SUPPLIED ENTRIES
•••

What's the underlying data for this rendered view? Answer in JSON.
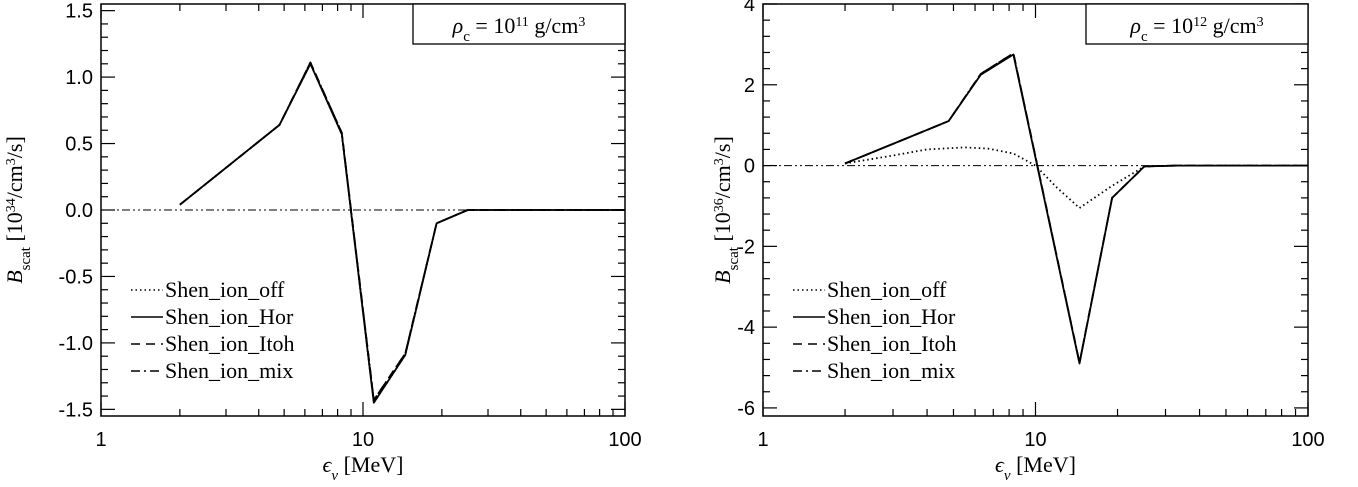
{
  "figure_title": "",
  "chart_data": [
    {
      "type": "line",
      "title": "",
      "annotation": {
        "pre": "ρ",
        "sub": "c",
        "mid": " = 10",
        "sup": "11",
        "post": " g/cm",
        "sup2": "3"
      },
      "xlabel": {
        "sym": "ϵ",
        "sub": "ν",
        "post": " [MeV]"
      },
      "ylabel": {
        "sym": "B",
        "sub": "scat",
        "pre": " [10",
        "sup": "34",
        "mid": "/cm",
        "sup2": "3",
        "post": "/s]"
      },
      "xscale": "log",
      "xlim": [
        1,
        100
      ],
      "ylim": [
        -1.55,
        1.55
      ],
      "xticks": [
        1,
        10,
        100
      ],
      "xtick_labels": [
        "1",
        "10",
        "100"
      ],
      "yticks": [
        -1.5,
        -1.0,
        -0.5,
        0.0,
        0.5,
        1.0,
        1.5
      ],
      "ytick_labels": [
        "-1.5",
        "-1.0",
        "-0.5",
        "0.0",
        "0.5",
        "1.0",
        "1.5"
      ],
      "zero_line": true,
      "legend_placement": "bottom-left",
      "series": [
        {
          "name": "Shen_ion_off",
          "style": "dotted",
          "x": [
            2.0,
            4.8,
            6.3,
            8.3,
            11.0,
            14.5,
            19.1,
            25.1,
            33.0,
            50.0,
            100.0
          ],
          "y": [
            0.04,
            0.64,
            1.1,
            0.57,
            -1.45,
            -1.09,
            -0.1,
            0.0,
            0.0,
            0.0,
            0.0
          ]
        },
        {
          "name": "Shen_ion_Hor",
          "style": "solid",
          "x": [
            2.0,
            4.8,
            6.3,
            8.3,
            11.0,
            14.5,
            19.1,
            25.1,
            33.0,
            50.0,
            100.0
          ],
          "y": [
            0.04,
            0.64,
            1.1,
            0.57,
            -1.45,
            -1.09,
            -0.1,
            0.0,
            0.0,
            0.0,
            0.0
          ]
        },
        {
          "name": "Shen_ion_Itoh",
          "style": "dashed",
          "x": [
            2.0,
            4.8,
            6.3,
            8.3,
            11.0,
            14.5,
            19.1,
            25.1,
            33.0,
            50.0,
            100.0
          ],
          "y": [
            0.04,
            0.64,
            1.11,
            0.58,
            -1.43,
            -1.08,
            -0.1,
            0.0,
            0.0,
            0.0,
            0.0
          ]
        },
        {
          "name": "Shen_ion_mix",
          "style": "dashdot",
          "x": [
            2.0,
            4.8,
            6.3,
            8.3,
            11.0,
            14.5,
            19.1,
            25.1,
            33.0,
            50.0,
            100.0
          ],
          "y": [
            0.04,
            0.64,
            1.11,
            0.58,
            -1.43,
            -1.08,
            -0.1,
            0.0,
            0.0,
            0.0,
            0.0
          ]
        }
      ]
    },
    {
      "type": "line",
      "title": "",
      "annotation": {
        "pre": "ρ",
        "sub": "c",
        "mid": " = 10",
        "sup": "12",
        "post": " g/cm",
        "sup2": "3"
      },
      "xlabel": {
        "sym": "ϵ",
        "sub": "ν",
        "post": " [MeV]"
      },
      "ylabel": {
        "sym": "B",
        "sub": "scat",
        "pre": " [10",
        "sup": "36",
        "mid": "/cm",
        "sup2": "3",
        "post": "/s]"
      },
      "xscale": "log",
      "xlim": [
        1,
        100
      ],
      "ylim": [
        -6.2,
        4.0
      ],
      "xticks": [
        1,
        10,
        100
      ],
      "xtick_labels": [
        "1",
        "10",
        "100"
      ],
      "yticks": [
        -6,
        -4,
        -2,
        0,
        2,
        4
      ],
      "ytick_labels": [
        "-6",
        "-4",
        "-2",
        "0",
        "2",
        "4"
      ],
      "zero_line": true,
      "legend_placement": "bottom-left",
      "series": [
        {
          "name": "Shen_ion_off",
          "style": "dotted",
          "x": [
            2.0,
            3.0,
            4.0,
            5.5,
            6.7,
            8.3,
            10.0,
            12.0,
            14.5,
            19.1,
            25.1,
            33.0,
            50.0,
            100.0
          ],
          "y": [
            0.05,
            0.25,
            0.4,
            0.45,
            0.42,
            0.3,
            0.0,
            -0.55,
            -1.05,
            -0.5,
            -0.02,
            0.0,
            0.0,
            0.0
          ]
        },
        {
          "name": "Shen_ion_Hor",
          "style": "solid",
          "x": [
            2.0,
            4.8,
            6.3,
            8.3,
            14.5,
            19.1,
            25.1,
            33.0,
            50.0,
            100.0
          ],
          "y": [
            0.05,
            1.1,
            2.25,
            2.75,
            -4.9,
            -0.8,
            -0.02,
            0.0,
            0.0,
            0.0
          ]
        },
        {
          "name": "Shen_ion_Itoh",
          "style": "dashed",
          "x": [
            2.0,
            4.8,
            6.3,
            8.3,
            14.5,
            19.1,
            25.1,
            33.0,
            50.0,
            100.0
          ],
          "y": [
            0.05,
            1.1,
            2.27,
            2.78,
            -4.88,
            -0.8,
            -0.02,
            0.0,
            0.0,
            0.0
          ]
        },
        {
          "name": "Shen_ion_mix",
          "style": "dashdot",
          "x": [
            2.0,
            4.8,
            6.3,
            8.3,
            14.5,
            19.1,
            25.1,
            33.0,
            50.0,
            100.0
          ],
          "y": [
            0.05,
            1.1,
            2.27,
            2.78,
            -4.88,
            -0.8,
            -0.02,
            0.0,
            0.0,
            0.0
          ]
        }
      ]
    }
  ]
}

•••

EXERCISE BRIEF
A faithful copy of the records above is needed, with the pictures left out.

ANSWER TO THE EXERCISE
What's the underlying data for this rendered view? Answer in JSON.
{
  "figure_title": "",
  "chart_data": [
    {
      "type": "line",
      "title": "",
      "annotation": {
        "pre": "ρ",
        "sub": "c",
        "mid": " = 10",
        "sup": "11",
        "post": " g/cm",
        "sup2": "3"
      },
      "xlabel": {
        "sym": "ϵ",
        "sub": "ν",
        "post": " [MeV]"
      },
      "ylabel": {
        "sym": "B",
        "sub": "scat",
        "pre": " [10",
        "sup": "34",
        "mid": "/cm",
        "sup2": "3",
        "post": "/s]"
      },
      "xscale": "log",
      "xlim": [
        1,
        100
      ],
      "ylim": [
        -1.55,
        1.55
      ],
      "xticks": [
        1,
        10,
        100
      ],
      "xtick_labels": [
        "1",
        "10",
        "100"
      ],
      "yticks": [
        -1.5,
        -1.0,
        -0.5,
        0.0,
        0.5,
        1.0,
        1.5
      ],
      "ytick_labels": [
        "-1.5",
        "-1.0",
        "-0.5",
        "0.0",
        "0.5",
        "1.0",
        "1.5"
      ],
      "zero_line": true,
      "legend_placement": "bottom-left",
      "series": [
        {
          "name": "Shen_ion_off",
          "style": "dotted",
          "x": [
            2.0,
            4.8,
            6.3,
            8.3,
            11.0,
            14.5,
            19.1,
            25.1,
            33.0,
            50.0,
            100.0
          ],
          "y": [
            0.04,
            0.64,
            1.1,
            0.57,
            -1.45,
            -1.09,
            -0.1,
            0.0,
            0.0,
            0.0,
            0.0
          ]
        },
        {
          "name": "Shen_ion_Hor",
          "style": "solid",
          "x": [
            2.0,
            4.8,
            6.3,
            8.3,
            11.0,
            14.5,
            19.1,
            25.1,
            33.0,
            50.0,
            100.0
          ],
          "y": [
            0.04,
            0.64,
            1.1,
            0.57,
            -1.45,
            -1.09,
            -0.1,
            0.0,
            0.0,
            0.0,
            0.0
          ]
        },
        {
          "name": "Shen_ion_Itoh",
          "style": "dashed",
          "x": [
            2.0,
            4.8,
            6.3,
            8.3,
            11.0,
            14.5,
            19.1,
            25.1,
            33.0,
            50.0,
            100.0
          ],
          "y": [
            0.04,
            0.64,
            1.11,
            0.58,
            -1.43,
            -1.08,
            -0.1,
            0.0,
            0.0,
            0.0,
            0.0
          ]
        },
        {
          "name": "Shen_ion_mix",
          "style": "dashdot",
          "x": [
            2.0,
            4.8,
            6.3,
            8.3,
            11.0,
            14.5,
            19.1,
            25.1,
            33.0,
            50.0,
            100.0
          ],
          "y": [
            0.04,
            0.64,
            1.11,
            0.58,
            -1.43,
            -1.08,
            -0.1,
            0.0,
            0.0,
            0.0,
            0.0
          ]
        }
      ]
    },
    {
      "type": "line",
      "title": "",
      "annotation": {
        "pre": "ρ",
        "sub": "c",
        "mid": " = 10",
        "sup": "12",
        "post": " g/cm",
        "sup2": "3"
      },
      "xlabel": {
        "sym": "ϵ",
        "sub": "ν",
        "post": " [MeV]"
      },
      "ylabel": {
        "sym": "B",
        "sub": "scat",
        "pre": " [10",
        "sup": "36",
        "mid": "/cm",
        "sup2": "3",
        "post": "/s]"
      },
      "xscale": "log",
      "xlim": [
        1,
        100
      ],
      "ylim": [
        -6.2,
        4.0
      ],
      "xticks": [
        1,
        10,
        100
      ],
      "xtick_labels": [
        "1",
        "10",
        "100"
      ],
      "yticks": [
        -6,
        -4,
        -2,
        0,
        2,
        4
      ],
      "ytick_labels": [
        "-6",
        "-4",
        "-2",
        "0",
        "2",
        "4"
      ],
      "zero_line": true,
      "legend_placement": "bottom-left",
      "series": [
        {
          "name": "Shen_ion_off",
          "style": "dotted",
          "x": [
            2.0,
            3.0,
            4.0,
            5.5,
            6.7,
            8.3,
            10.0,
            12.0,
            14.5,
            19.1,
            25.1,
            33.0,
            50.0,
            100.0
          ],
          "y": [
            0.05,
            0.25,
            0.4,
            0.45,
            0.42,
            0.3,
            0.0,
            -0.55,
            -1.05,
            -0.5,
            -0.02,
            0.0,
            0.0,
            0.0
          ]
        },
        {
          "name": "Shen_ion_Hor",
          "style": "solid",
          "x": [
            2.0,
            4.8,
            6.3,
            8.3,
            14.5,
            19.1,
            25.1,
            33.0,
            50.0,
            100.0
          ],
          "y": [
            0.05,
            1.1,
            2.25,
            2.75,
            -4.9,
            -0.8,
            -0.02,
            0.0,
            0.0,
            0.0
          ]
        },
        {
          "name": "Shen_ion_Itoh",
          "style": "dashed",
          "x": [
            2.0,
            4.8,
            6.3,
            8.3,
            14.5,
            19.1,
            25.1,
            33.0,
            50.0,
            100.0
          ],
          "y": [
            0.05,
            1.1,
            2.27,
            2.78,
            -4.88,
            -0.8,
            -0.02,
            0.0,
            0.0,
            0.0
          ]
        },
        {
          "name": "Shen_ion_mix",
          "style": "dashdot",
          "x": [
            2.0,
            4.8,
            6.3,
            8.3,
            14.5,
            19.1,
            25.1,
            33.0,
            50.0,
            100.0
          ],
          "y": [
            0.05,
            1.1,
            2.27,
            2.78,
            -4.88,
            -0.8,
            -0.02,
            0.0,
            0.0,
            0.0
          ]
        }
      ]
    }
  ]
}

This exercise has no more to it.